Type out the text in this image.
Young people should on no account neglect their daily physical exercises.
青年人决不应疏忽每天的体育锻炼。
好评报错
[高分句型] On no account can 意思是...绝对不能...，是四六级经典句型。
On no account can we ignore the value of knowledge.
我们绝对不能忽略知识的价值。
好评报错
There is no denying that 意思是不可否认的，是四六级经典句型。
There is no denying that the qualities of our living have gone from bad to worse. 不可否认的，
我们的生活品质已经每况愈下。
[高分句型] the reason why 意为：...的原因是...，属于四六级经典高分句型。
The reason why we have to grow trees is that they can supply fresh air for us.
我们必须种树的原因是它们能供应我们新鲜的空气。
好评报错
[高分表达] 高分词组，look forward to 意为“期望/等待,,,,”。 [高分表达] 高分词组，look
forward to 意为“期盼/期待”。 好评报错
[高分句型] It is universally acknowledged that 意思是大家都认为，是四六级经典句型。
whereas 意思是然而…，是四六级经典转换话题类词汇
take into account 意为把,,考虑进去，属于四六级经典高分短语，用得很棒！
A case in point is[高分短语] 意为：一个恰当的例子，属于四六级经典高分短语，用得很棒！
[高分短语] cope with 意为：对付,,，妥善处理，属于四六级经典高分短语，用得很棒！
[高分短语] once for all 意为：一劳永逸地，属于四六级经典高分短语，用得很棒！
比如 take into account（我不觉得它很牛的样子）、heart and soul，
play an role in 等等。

- - -

Write the listing out again, exactly as shown above.

• SOLUTION:
Type out the text in this image.
Young people should on no account neglect their daily physical exercises.
青年人决不应疏忽每天的体育锻炼。
好评报错
[高分句型] On no account can 意思是...绝对不能...，是四六级经典句型。
On no account can we ignore the value of knowledge.
我们绝对不能忽略知识的价值。
好评报错
There is no denying that 意思是不可否认的，是四六级经典句型。
There is no denying that the qualities of our living have gone from bad to worse. 不可否认的，
我们的生活品质已经每况愈下。
[高分句型] the reason why 意为：...的原因是...，属于四六级经典高分句型。
The reason why we have to grow trees is that they can supply fresh air for us.
我们必须种树的原因是它们能供应我们新鲜的空气。
好评报错
[高分表达] 高分词组，look forward to 意为“期望/等待,,,,”。 [高分表达] 高分词组，look
forward to 意为“期盼/期待”。 好评报错
[高分句型] It is universally acknowledged that 意思是大家都认为，是四六级经典句型。
whereas 意思是然而…，是四六级经典转换话题类词汇
take into account 意为把,,考虑进去，属于四六级经典高分短语，用得很棒！
A case in point is[高分短语] 意为：一个恰当的例子，属于四六级经典高分短语，用得很棒！
[高分短语] cope with 意为：对付,,，妥善处理，属于四六级经典高分短语，用得很棒！
[高分短语] once for all 意为：一劳永逸地，属于四六级经典高分短语，用得很棒！
比如 take into account（我不觉得它很牛的样子）、heart and soul，
play an role in 等等。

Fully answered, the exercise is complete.